Copy out each line of the material below with no changes.

=== STORED RECORDS ===

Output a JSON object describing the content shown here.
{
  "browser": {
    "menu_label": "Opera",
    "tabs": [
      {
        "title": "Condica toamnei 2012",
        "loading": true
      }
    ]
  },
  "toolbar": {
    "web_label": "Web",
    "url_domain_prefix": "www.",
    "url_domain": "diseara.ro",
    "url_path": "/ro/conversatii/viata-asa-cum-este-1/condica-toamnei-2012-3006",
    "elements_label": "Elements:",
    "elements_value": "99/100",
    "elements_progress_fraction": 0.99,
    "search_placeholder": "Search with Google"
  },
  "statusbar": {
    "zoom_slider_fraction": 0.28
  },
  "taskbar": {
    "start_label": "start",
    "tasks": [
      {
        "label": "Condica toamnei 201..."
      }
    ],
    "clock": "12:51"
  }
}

===

- _RESULT OF THIS TASK_:
Output a JSON object describing the content shown here.
{
  "browser": {
    "menu_label": "Opera",
    "tabs": [
      {
        "title": "Condica toamnei 2012",
        "loading": true
      }
    ]
  },
  "toolbar": {
    "web_label": "Web",
    "url_domain_prefix": "www.",
    "url_domain": "diseara.ro",
    "url_path": "/ro/conversatii/viata-asa-cum-este-1/condica-toamnei-2012-3006",
    "elements_label": "Elements:",
    "elements_value": "99/100",
    "elements_progress_fraction": 0.99,
    "search_placeholder": "Search with Google"
  },
  "statusbar": {
    "zoom_slider_fraction": 0.28
  },
  "taskbar": {
    "start_label": "start",
    "tasks": [
      {
        "label": "Condica toamnei 201..."
      }
    ],
    "clock": "12:51"
  }
}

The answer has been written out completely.